* Begin Records provided *
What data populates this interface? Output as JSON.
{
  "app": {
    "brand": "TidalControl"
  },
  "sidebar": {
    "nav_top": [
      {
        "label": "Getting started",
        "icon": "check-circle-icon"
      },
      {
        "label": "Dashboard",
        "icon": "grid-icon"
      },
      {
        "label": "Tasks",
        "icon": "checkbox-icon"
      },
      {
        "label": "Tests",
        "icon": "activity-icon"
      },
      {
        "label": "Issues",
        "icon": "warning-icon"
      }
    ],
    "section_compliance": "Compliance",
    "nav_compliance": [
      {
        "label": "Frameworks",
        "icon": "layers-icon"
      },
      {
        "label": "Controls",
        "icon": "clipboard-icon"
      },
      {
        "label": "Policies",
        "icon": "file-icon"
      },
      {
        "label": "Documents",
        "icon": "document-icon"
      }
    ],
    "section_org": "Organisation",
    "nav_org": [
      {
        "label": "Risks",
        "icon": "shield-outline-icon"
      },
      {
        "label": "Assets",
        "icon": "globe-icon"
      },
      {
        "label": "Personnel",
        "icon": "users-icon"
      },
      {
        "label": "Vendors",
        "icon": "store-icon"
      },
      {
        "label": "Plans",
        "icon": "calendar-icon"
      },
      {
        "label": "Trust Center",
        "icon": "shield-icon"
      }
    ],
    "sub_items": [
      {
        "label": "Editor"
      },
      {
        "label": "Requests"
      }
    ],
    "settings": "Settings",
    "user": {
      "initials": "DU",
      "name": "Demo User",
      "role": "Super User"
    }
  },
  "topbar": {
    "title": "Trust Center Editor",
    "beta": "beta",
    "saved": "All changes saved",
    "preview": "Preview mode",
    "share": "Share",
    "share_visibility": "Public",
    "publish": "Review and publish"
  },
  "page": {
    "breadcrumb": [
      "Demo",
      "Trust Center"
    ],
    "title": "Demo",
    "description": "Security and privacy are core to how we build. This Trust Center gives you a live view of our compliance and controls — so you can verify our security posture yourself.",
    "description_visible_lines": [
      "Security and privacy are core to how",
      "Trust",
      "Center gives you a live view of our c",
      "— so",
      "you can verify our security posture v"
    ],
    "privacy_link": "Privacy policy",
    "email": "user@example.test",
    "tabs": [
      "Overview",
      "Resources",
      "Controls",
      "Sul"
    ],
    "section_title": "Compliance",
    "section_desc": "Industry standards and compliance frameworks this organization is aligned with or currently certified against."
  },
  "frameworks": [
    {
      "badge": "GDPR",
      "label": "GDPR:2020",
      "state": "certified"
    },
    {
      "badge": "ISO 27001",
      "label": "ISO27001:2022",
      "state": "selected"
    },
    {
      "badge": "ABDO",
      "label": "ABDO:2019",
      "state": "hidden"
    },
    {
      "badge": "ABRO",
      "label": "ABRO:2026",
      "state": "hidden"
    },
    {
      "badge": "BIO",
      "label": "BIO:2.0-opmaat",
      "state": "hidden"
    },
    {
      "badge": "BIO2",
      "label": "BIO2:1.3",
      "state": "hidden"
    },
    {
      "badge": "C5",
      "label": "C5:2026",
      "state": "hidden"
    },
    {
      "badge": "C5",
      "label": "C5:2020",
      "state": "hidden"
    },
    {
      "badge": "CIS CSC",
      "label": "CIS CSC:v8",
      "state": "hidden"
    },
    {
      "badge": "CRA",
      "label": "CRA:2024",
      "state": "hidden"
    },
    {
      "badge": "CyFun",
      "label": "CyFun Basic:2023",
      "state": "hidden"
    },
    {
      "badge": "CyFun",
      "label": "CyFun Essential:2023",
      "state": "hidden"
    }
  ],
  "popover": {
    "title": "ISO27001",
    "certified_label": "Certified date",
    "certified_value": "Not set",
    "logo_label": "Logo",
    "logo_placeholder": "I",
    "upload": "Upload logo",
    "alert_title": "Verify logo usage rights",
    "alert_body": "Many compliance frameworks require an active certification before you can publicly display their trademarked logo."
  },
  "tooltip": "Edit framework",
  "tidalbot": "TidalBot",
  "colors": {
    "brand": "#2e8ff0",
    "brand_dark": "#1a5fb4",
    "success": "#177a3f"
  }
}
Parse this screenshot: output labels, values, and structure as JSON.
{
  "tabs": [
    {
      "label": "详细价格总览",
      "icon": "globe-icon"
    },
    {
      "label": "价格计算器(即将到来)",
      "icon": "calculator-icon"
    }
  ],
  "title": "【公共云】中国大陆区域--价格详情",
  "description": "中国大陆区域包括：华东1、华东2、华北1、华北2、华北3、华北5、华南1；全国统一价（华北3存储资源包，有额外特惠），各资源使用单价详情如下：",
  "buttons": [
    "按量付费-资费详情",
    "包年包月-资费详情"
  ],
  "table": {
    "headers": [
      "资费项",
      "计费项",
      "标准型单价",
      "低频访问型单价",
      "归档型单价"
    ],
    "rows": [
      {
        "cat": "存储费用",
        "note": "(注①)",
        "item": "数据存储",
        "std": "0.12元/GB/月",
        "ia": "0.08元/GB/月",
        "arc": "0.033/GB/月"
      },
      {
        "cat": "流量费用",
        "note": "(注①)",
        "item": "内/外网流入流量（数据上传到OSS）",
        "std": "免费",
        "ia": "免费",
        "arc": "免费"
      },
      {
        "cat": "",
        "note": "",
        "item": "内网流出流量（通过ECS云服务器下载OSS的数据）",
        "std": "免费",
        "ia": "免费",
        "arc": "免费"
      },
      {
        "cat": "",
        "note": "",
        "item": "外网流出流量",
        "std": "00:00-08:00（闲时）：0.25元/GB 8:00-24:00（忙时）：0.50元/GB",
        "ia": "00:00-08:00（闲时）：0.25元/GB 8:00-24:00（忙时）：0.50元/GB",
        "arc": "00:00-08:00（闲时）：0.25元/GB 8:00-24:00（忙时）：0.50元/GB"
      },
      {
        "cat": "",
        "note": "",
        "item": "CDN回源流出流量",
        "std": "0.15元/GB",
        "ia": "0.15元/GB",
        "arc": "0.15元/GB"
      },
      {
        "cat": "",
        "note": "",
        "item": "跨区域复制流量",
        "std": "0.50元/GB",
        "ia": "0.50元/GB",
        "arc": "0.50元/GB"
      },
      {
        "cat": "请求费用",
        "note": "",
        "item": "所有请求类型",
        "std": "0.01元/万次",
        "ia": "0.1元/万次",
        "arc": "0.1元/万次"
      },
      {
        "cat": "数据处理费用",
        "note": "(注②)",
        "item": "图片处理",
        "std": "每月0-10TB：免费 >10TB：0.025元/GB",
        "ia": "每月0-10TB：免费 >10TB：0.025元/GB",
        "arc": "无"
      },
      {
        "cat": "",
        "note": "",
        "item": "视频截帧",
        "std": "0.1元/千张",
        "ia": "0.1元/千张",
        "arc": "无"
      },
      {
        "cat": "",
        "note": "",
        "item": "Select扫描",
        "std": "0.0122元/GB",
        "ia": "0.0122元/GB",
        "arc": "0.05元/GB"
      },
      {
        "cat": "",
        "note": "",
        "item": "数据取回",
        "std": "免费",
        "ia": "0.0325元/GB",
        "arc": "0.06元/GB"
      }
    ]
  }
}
* End Records provided *
• _Written problem_: Retype the records that precede this task, keeping them exactly the same.

• _Correct output_:
What data populates this interface? Output as JSON.
{
  "app": {
    "brand": "TidalControl"
  },
  "sidebar": {
    "nav_top": [
      {
        "label": "Getting started",
        "icon": "check-circle-icon"
      },
      {
        "label": "Dashboard",
        "icon": "grid-icon"
      },
      {
        "label": "Tasks",
        "icon": "checkbox-icon"
      },
      {
        "label": "Tests",
        "icon": "activity-icon"
      },
      {
        "label": "Issues",
        "icon": "warning-icon"
      }
    ],
    "section_compliance": "Compliance",
    "nav_compliance": [
      {
        "label": "Frameworks",
        "icon": "layers-icon"
      },
      {
        "label": "Controls",
        "icon": "clipboard-icon"
      },
      {
        "label": "Policies",
        "icon": "file-icon"
      },
      {
        "label": "Documents",
        "icon": "document-icon"
      }
    ],
    "section_org": "Organisation",
    "nav_org": [
      {
        "label": "Risks",
        "icon": "shield-outline-icon"
      },
      {
        "label": "Assets",
        "icon": "globe-icon"
      },
      {
        "label": "Personnel",
        "icon": "users-icon"
      },
      {
        "label": "Vendors",
        "icon": "store-icon"
      },
      {
        "label": "Plans",
        "icon": "calendar-icon"
      },
      {
        "label": "Trust Center",
        "icon": "shield-icon"
      }
    ],
    "sub_items": [
      {
        "label": "Editor"
      },
      {
        "label": "Requests"
      }
    ],
    "settings": "Settings",
    "user": {
      "initials": "DU",
      "name": "Demo User",
      "role": "Super User"
    }
  },
  "topbar": {
    "title": "Trust Center Editor",
    "beta": "beta",
    "saved": "All changes saved",
    "preview": "Preview mode",
    "share": "Share",
    "share_visibility": "Public",
    "publish": "Review and publish"
  },
  "page": {
    "breadcrumb": [
      "Demo",
      "Trust Center"
    ],
    "title": "Demo",
    "description": "Security and privacy are core to how we build. This Trust Center gives you a live view of our compliance and controls — so you can verify our security posture yourself.",
    "description_visible_lines": [
      "Security and privacy are core to how",
      "Trust",
      "Center gives you a live view of our c",
      "— so",
      "you can verify our security posture v"
    ],
    "privacy_link": "Privacy policy",
    "email": "user@example.test",
    "tabs": [
      "Overview",
      "Resources",
      "Controls",
      "Sul"
    ],
    "section_title": "Compliance",
    "section_desc": "Industry standards and compliance frameworks this organization is aligned with or currently certified against."
  },
  "frameworks": [
    {
      "badge": "GDPR",
      "label": "GDPR:2020",
      "state": "certified"
    },
    {
      "badge": "ISO 27001",
      "label": "ISO27001:2022",
      "state": "selected"
    },
    {
      "badge": "ABDO",
      "label": "ABDO:2019",
      "state": "hidden"
    },
    {
      "badge": "ABRO",
      "label": "ABRO:2026",
      "state": "hidden"
    },
    {
      "badge": "BIO",
      "label": "BIO:2.0-opmaat",
      "state": "hidden"
    },
    {
      "badge": "BIO2",
      "label": "BIO2:1.3",
      "state": "hidden"
    },
    {
      "badge": "C5",
      "label": "C5:2026",
      "state": "hidden"
    },
    {
      "badge": "C5",
      "label": "C5:2020",
      "state": "hidden"
    },
    {
      "badge": "CIS CSC",
      "label": "CIS CSC:v8",
      "state": "hidden"
    },
    {
      "badge": "CRA",
      "label": "CRA:2024",
      "state": "hidden"
    },
    {
      "badge": "CyFun",
      "label": "CyFun Basic:2023",
      "state": "hidden"
    },
    {
      "badge": "CyFun",
      "label": "CyFun Essential:2023",
      "state": "hidden"
    }
  ],
  "popover": {
    "title": "ISO27001",
    "certified_label": "Certified date",
    "certified_value": "Not set",
    "logo_label": "Logo",
    "logo_placeholder": "I",
    "upload": "Upload logo",
    "alert_title": "Verify logo usage rights",
    "alert_body": "Many compliance frameworks require an active certification before you can publicly display their trademarked logo."
  },
  "tooltip": "Edit framework",
  "tidalbot": "TidalBot",
  "colors": {
    "brand": "#2e8ff0",
    "brand_dark": "#1a5fb4",
    "success": "#177a3f"
  }
}
Parse this screenshot: output labels, values, and structure as JSON.
{
  "tabs": [
    {
      "label": "详细价格总览",
      "icon": "globe-icon"
    },
    {
      "label": "价格计算器(即将到来)",
      "icon": "calculator-icon"
    }
  ],
  "title": "【公共云】中国大陆区域--价格详情",
  "description": "中国大陆区域包括：华东1、华东2、华北1、华北2、华北3、华北5、华南1；全国统一价（华北3存储资源包，有额外特惠），各资源使用单价详情如下：",
  "buttons": [
    "按量付费-资费详情",
    "包年包月-资费详情"
  ],
  "table": {
    "headers": [
      "资费项",
      "计费项",
      "标准型单价",
      "低频访问型单价",
      "归档型单价"
    ],
    "rows": [
      {
        "cat": "存储费用",
        "note": "(注①)",
        "item": "数据存储",
        "std": "0.12元/GB/月",
        "ia": "0.08元/GB/月",
        "arc": "0.033/GB/月"
      },
      {
        "cat": "流量费用",
        "note": "(注①)",
        "item": "内/外网流入流量（数据上传到OSS）",
        "std": "免费",
        "ia": "免费",
        "arc": "免费"
      },
      {
        "cat": "",
        "note": "",
        "item": "内网流出流量（通过ECS云服务器下载OSS的数据）",
        "std": "免费",
        "ia": "免费",
        "arc": "免费"
      },
      {
        "cat": "",
        "note": "",
        "item": "外网流出流量",
        "std": "00:00-08:00（闲时）：0.25元/GB 8:00-24:00（忙时）：0.50元/GB",
        "ia": "00:00-08:00（闲时）：0.25元/GB 8:00-24:00（忙时）：0.50元/GB",
        "arc": "00:00-08:00（闲时）：0.25元/GB 8:00-24:00（忙时）：0.50元/GB"
      },
      {
        "cat": "",
        "note": "",
        "item": "CDN回源流出流量",
        "std": "0.15元/GB",
        "ia": "0.15元/GB",
        "arc": "0.15元/GB"
      },
      {
        "cat": "",
        "note": "",
        "item": "跨区域复制流量",
        "std": "0.50元/GB",
        "ia": "0.50元/GB",
        "arc": "0.50元/GB"
      },
      {
        "cat": "请求费用",
        "note": "",
        "item": "所有请求类型",
        "std": "0.01元/万次",
        "ia": "0.1元/万次",
        "arc": "0.1元/万次"
      },
      {
        "cat": "数据处理费用",
        "note": "(注②)",
        "item": "图片处理",
        "std": "每月0-10TB：免费 >10TB：0.025元/GB",
        "ia": "每月0-10TB：免费 >10TB：0.025元/GB",
        "arc": "无"
      },
      {
        "cat": "",
        "note": "",
        "item": "视频截帧",
        "std": "0.1元/千张",
        "ia": "0.1元/千张",
        "arc": "无"
      },
      {
        "cat": "",
        "note": "",
        "item": "Select扫描",
        "std": "0.0122元/GB",
        "ia": "0.0122元/GB",
        "arc": "0.05元/GB"
      },
      {
        "cat": "",
        "note": "",
        "item": "数据取回",
        "std": "免费",
        "ia": "0.0325元/GB",
        "arc": "0.06元/GB"
      }
    ]
  }
}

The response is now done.